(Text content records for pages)
◆ ◆ ◆

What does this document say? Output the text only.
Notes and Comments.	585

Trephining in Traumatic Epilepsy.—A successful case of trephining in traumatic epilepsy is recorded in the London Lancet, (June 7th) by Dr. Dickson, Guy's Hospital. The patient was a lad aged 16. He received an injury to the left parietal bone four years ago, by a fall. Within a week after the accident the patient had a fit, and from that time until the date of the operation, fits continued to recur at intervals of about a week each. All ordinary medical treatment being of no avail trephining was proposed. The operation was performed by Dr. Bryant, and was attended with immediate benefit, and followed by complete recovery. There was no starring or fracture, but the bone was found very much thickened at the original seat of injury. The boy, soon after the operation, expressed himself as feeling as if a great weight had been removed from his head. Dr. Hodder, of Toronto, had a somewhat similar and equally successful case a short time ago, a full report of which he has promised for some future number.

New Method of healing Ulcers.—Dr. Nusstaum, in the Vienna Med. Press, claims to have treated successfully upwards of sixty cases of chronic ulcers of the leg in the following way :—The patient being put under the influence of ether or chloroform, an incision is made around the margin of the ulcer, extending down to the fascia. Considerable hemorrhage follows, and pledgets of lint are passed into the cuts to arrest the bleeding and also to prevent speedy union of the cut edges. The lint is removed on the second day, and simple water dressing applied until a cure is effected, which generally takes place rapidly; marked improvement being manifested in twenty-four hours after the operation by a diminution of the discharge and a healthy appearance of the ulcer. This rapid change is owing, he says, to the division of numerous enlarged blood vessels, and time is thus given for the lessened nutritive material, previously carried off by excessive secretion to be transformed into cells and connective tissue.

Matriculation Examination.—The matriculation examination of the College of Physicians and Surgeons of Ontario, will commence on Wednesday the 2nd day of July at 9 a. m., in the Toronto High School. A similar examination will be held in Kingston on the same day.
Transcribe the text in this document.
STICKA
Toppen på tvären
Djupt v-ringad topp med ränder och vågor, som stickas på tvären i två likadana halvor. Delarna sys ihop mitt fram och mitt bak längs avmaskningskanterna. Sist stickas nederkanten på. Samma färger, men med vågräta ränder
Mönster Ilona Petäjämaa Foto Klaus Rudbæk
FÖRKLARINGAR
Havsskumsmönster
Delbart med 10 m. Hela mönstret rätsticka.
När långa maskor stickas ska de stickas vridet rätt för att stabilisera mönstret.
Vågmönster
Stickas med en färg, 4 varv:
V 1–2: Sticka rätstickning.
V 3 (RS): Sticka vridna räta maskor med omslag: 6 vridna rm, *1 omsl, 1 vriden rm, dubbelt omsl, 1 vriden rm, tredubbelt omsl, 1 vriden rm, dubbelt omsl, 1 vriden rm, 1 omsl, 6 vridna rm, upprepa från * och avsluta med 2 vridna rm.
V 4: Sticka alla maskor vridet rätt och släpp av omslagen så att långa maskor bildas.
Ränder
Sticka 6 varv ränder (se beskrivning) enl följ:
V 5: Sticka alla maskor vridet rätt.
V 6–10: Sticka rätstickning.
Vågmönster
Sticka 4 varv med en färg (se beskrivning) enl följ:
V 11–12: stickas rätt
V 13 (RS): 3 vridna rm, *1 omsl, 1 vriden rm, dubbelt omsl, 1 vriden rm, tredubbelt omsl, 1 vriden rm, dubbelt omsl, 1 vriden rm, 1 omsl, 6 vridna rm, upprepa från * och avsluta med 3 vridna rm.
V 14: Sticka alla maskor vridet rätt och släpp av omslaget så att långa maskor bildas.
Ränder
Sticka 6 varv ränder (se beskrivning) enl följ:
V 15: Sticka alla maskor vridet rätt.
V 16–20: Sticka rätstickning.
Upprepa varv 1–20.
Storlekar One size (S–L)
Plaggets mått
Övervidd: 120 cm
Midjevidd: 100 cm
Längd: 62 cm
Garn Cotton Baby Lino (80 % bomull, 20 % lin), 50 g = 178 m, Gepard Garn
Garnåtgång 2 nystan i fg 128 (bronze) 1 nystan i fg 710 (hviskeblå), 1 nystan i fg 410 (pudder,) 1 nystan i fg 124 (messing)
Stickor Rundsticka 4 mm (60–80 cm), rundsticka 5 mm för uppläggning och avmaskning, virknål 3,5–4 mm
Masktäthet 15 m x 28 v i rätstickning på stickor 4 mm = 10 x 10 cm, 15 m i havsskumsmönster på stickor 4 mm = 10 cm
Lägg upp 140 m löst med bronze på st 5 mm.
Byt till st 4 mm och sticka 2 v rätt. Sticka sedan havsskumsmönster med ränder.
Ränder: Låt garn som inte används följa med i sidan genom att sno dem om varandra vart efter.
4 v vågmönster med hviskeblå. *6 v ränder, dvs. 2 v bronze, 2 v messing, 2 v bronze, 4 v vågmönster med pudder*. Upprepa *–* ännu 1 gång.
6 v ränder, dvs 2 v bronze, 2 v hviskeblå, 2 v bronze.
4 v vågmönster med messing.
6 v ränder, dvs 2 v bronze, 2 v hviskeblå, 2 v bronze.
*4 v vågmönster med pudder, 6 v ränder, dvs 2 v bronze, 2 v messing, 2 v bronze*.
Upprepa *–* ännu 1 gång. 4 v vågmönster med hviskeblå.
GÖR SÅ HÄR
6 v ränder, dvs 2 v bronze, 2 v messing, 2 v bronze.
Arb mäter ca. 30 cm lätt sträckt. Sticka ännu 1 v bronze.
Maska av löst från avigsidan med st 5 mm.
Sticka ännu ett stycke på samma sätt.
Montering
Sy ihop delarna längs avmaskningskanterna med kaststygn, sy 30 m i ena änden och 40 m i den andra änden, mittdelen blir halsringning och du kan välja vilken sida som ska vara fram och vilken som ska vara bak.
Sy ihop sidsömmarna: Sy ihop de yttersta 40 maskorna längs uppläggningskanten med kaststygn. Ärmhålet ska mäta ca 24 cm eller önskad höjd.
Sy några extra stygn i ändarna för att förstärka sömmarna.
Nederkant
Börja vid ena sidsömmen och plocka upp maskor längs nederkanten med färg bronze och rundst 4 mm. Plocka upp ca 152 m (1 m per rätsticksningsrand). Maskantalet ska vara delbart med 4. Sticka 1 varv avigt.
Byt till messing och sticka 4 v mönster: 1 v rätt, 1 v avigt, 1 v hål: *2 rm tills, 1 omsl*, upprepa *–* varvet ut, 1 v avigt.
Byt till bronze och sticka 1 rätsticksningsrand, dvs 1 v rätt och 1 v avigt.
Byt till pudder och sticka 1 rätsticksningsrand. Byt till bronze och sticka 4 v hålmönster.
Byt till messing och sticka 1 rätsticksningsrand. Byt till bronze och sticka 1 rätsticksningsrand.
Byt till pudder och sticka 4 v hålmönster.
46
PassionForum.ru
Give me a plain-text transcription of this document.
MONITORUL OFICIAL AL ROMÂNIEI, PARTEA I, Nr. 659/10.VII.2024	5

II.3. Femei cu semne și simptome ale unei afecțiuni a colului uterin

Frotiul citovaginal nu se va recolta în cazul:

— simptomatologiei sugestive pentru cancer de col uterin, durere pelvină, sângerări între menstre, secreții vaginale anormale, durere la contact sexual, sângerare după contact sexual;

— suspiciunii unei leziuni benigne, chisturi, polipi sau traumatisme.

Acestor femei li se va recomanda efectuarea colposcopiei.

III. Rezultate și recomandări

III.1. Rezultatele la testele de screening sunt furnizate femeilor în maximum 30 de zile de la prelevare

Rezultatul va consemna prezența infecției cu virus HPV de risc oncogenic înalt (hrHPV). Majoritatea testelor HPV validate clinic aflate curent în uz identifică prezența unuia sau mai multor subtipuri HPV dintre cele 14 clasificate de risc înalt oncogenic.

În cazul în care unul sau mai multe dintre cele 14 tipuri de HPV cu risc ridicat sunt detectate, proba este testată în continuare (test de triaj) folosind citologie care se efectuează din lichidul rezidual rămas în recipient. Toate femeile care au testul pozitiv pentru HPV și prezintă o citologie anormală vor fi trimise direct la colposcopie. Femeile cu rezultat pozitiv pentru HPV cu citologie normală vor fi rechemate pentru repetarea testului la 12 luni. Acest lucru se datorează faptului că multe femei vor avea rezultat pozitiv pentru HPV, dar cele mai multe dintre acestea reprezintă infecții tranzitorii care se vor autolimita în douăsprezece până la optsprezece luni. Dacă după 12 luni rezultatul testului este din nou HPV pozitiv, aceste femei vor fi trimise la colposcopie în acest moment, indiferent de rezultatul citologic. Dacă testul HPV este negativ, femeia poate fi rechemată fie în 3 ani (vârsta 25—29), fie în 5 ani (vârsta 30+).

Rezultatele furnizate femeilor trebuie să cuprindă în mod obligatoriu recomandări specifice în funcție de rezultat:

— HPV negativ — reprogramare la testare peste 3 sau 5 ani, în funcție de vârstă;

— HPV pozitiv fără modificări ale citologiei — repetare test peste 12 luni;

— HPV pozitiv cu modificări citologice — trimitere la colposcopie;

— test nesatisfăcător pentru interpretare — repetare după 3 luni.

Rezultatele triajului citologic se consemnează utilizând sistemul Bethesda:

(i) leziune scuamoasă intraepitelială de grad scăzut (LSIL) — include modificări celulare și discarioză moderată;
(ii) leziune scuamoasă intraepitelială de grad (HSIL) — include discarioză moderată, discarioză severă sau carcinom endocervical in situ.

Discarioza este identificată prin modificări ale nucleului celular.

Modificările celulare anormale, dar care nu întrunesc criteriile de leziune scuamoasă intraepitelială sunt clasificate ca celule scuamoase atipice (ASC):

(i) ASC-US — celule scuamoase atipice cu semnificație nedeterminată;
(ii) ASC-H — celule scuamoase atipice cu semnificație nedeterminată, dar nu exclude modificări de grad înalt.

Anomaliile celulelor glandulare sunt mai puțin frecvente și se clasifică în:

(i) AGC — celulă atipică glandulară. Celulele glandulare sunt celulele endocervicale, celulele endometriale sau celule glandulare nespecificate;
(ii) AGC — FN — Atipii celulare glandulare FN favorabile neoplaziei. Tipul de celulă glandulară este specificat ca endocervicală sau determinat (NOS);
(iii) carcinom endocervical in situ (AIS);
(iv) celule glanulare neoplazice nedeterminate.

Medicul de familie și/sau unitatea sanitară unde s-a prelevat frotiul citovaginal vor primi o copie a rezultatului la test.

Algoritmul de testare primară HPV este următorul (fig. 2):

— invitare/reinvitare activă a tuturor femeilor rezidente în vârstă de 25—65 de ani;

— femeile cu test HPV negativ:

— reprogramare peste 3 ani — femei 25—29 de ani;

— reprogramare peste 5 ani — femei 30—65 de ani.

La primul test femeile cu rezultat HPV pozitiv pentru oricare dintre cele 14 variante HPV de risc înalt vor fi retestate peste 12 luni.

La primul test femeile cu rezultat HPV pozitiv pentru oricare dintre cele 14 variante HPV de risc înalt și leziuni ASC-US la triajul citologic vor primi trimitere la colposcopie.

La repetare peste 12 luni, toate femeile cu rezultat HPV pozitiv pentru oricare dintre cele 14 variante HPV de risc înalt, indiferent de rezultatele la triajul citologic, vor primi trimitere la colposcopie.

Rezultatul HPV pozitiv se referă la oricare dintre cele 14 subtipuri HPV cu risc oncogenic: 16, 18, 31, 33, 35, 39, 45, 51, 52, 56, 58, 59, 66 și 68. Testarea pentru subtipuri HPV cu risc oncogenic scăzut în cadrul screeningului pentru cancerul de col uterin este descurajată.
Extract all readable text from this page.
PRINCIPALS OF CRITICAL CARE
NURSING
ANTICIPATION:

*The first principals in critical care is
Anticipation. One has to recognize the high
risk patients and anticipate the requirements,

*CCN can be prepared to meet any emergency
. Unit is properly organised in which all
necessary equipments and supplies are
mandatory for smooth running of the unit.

◆ ◆ ◆

* _Problem requirements_
Gather all lines with the string "trimitere" from the data.

* _Worked solution_
— HPV pozitiv cu modificări citologice — trimitere la colposcopie;
La primul test femeile cu rezultat HPV pozitiv pentru oricare dintre cele 14 variante HPV de risc înalt și leziuni ASC-US la triajul citologic vor primi trimitere la colposcopie.
La repetare peste 12 luni, toate femeile cu rezultat HPV pozitiv pentru oricare dintre cele 14 variante HPV de risc înalt, indiferent de rezultatele la triajul citologic, vor primi trimitere la colposcopie.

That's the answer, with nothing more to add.